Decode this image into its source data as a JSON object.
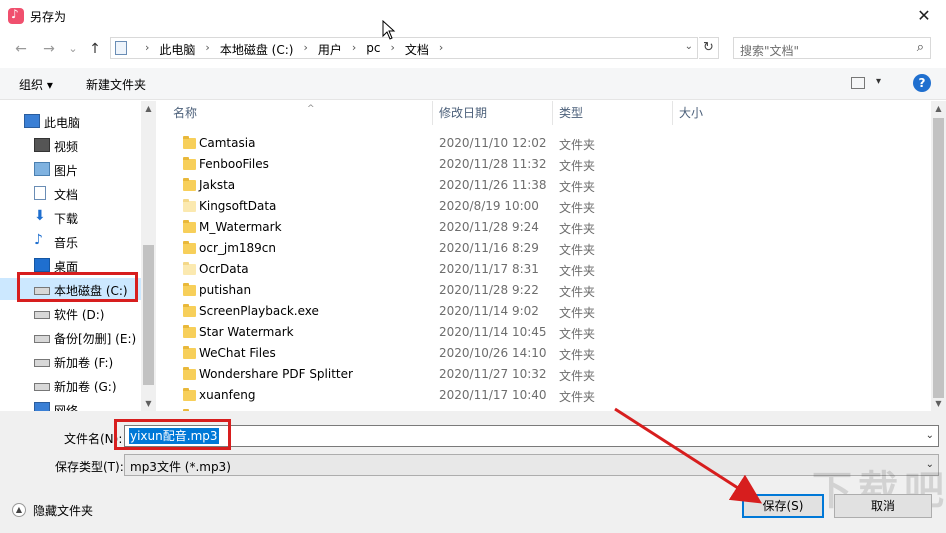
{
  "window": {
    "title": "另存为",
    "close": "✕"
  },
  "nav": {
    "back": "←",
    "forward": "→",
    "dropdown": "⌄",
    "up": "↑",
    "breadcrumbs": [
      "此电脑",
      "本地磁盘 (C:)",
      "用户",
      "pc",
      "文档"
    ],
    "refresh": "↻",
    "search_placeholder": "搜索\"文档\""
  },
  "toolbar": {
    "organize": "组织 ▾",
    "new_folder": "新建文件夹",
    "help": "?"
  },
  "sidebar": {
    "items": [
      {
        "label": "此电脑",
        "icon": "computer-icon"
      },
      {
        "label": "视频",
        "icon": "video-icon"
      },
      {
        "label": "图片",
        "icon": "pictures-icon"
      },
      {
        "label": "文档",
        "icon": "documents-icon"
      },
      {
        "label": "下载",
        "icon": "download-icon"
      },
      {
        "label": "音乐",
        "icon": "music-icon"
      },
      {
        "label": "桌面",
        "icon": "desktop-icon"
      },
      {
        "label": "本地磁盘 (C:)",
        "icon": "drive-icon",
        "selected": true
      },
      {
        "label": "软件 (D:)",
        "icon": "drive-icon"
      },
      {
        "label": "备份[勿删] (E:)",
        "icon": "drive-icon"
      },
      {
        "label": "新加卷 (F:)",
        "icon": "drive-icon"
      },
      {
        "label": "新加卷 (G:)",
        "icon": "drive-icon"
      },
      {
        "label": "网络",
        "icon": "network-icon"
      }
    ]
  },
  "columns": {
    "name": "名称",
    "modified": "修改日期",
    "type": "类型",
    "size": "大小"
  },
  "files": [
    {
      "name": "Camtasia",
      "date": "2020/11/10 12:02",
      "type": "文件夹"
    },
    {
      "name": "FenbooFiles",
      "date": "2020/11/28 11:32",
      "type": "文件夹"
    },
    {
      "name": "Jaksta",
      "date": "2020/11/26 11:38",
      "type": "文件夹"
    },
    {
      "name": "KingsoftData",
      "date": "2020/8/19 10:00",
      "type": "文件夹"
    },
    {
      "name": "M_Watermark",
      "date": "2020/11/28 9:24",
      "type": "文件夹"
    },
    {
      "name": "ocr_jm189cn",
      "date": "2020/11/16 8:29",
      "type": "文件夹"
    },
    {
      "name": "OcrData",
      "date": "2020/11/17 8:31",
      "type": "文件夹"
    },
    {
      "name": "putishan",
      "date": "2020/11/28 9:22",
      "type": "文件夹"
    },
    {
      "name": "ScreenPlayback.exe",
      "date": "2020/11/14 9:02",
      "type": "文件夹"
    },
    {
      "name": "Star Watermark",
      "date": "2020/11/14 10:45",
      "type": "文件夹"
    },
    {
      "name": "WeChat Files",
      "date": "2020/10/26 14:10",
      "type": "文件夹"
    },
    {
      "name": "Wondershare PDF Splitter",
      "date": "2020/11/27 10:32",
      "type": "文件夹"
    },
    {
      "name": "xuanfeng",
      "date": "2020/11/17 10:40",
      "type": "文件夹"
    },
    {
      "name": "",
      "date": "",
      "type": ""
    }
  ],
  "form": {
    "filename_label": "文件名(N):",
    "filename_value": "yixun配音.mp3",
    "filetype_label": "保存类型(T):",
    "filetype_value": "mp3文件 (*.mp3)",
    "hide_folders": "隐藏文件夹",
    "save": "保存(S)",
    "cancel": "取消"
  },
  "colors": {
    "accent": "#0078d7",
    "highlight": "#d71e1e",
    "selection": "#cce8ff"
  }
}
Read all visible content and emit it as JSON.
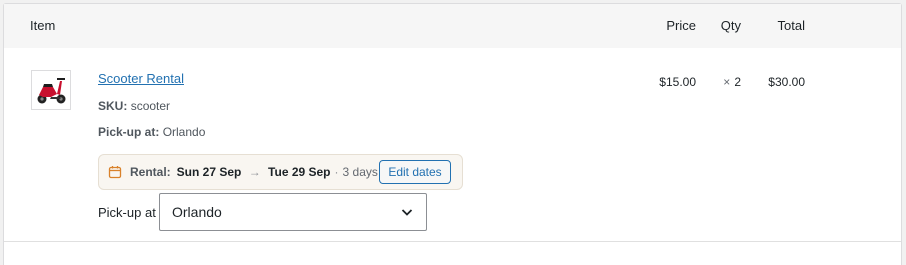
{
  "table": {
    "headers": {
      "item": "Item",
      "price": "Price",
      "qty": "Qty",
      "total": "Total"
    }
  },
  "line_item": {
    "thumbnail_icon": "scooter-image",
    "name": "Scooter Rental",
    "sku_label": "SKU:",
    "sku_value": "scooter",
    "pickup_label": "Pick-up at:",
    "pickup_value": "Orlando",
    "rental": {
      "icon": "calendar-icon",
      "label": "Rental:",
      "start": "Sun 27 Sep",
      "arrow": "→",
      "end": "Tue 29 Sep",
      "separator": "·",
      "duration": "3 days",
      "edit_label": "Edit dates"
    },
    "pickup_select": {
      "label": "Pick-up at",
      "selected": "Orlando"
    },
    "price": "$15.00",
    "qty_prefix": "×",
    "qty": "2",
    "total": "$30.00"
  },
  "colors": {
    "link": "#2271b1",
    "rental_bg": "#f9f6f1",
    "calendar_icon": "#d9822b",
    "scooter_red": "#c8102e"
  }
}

- **WHAT YOU WILL DO**:
Go through the listing above line by line and say how many lines hold the word "Orlando". Reply with that number only.

- **RESULT**:
2